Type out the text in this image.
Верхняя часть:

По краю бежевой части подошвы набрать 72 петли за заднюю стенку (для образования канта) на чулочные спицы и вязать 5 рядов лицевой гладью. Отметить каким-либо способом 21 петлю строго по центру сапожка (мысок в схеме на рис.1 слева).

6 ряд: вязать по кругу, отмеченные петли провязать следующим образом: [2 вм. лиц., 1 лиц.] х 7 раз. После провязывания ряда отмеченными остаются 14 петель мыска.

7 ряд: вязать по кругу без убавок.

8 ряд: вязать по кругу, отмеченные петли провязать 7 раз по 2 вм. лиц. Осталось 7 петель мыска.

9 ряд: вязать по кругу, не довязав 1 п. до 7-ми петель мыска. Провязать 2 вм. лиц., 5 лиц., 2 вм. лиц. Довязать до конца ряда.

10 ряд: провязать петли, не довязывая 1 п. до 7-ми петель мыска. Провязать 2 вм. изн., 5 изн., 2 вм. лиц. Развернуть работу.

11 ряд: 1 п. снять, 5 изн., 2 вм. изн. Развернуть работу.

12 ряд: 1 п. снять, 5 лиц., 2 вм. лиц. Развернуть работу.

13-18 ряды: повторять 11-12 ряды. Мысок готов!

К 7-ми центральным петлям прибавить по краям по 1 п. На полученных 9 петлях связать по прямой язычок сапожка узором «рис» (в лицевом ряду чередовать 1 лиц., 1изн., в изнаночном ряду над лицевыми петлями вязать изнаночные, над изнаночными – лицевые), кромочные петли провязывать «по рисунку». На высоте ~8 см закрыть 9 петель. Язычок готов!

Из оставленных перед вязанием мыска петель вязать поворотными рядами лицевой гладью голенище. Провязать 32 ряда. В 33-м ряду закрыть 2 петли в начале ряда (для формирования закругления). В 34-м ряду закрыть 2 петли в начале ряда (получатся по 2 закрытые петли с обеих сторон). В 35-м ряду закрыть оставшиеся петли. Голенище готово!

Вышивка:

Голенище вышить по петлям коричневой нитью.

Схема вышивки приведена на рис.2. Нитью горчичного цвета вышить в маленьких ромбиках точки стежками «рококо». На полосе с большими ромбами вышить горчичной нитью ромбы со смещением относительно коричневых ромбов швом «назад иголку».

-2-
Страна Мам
□ □ □ □
## [WRITTEN TASK]
Every record above should be output exactly.

## [WORKED SOLUTION]
Type out the text in this image.
Верхняя часть:

По краю бежевой части подошвы набрать 72 петли за заднюю стенку (для образования канта) на чулочные спицы и вязать 5 рядов лицевой гладью. Отметить каким-либо способом 21 петлю строго по центру сапожка (мысок в схеме на рис.1 слева).

6 ряд: вязать по кругу, отмеченные петли провязать следующим образом: [2 вм. лиц., 1 лиц.] х 7 раз. После провязывания ряда отмеченными остаются 14 петель мыска.

7 ряд: вязать по кругу без убавок.

8 ряд: вязать по кругу, отмеченные петли провязать 7 раз по 2 вм. лиц. Осталось 7 петель мыска.

9 ряд: вязать по кругу, не довязав 1 п. до 7-ми петель мыска. Провязать 2 вм. лиц., 5 лиц., 2 вм. лиц. Довязать до конца ряда.

10 ряд: провязать петли, не довязывая 1 п. до 7-ми петель мыска. Провязать 2 вм. изн., 5 изн., 2 вм. лиц. Развернуть работу.

11 ряд: 1 п. снять, 5 изн., 2 вм. изн. Развернуть работу.

12 ряд: 1 п. снять, 5 лиц., 2 вм. лиц. Развернуть работу.

13-18 ряды: повторять 11-12 ряды. Мысок готов!

К 7-ми центральным петлям прибавить по краям по 1 п. На полученных 9 петлях связать по прямой язычок сапожка узором «рис» (в лицевом ряду чередовать 1 лиц., 1изн., в изнаночном ряду над лицевыми петлями вязать изнаночные, над изнаночными – лицевые), кромочные петли провязывать «по рисунку». На высоте ~8 см закрыть 9 петель. Язычок готов!

Из оставленных перед вязанием мыска петель вязать поворотными рядами лицевой гладью голенище. Провязать 32 ряда. В 33-м ряду закрыть 2 петли в начале ряда (для формирования закругления). В 34-м ряду закрыть 2 петли в начале ряда (получатся по 2 закрытые петли с обеих сторон). В 35-м ряду закрыть оставшиеся петли. Голенище готово!

Вышивка:

Голенище вышить по петлям коричневой нитью.

Схема вышивки приведена на рис.2. Нитью горчичного цвета вышить в маленьких ромбиках точки стежками «рококо». На полосе с большими ромбами вышить горчичной нитью ромбы со смещением относительно коричневых ромбов швом «назад иголку».

-2-
Страна Мам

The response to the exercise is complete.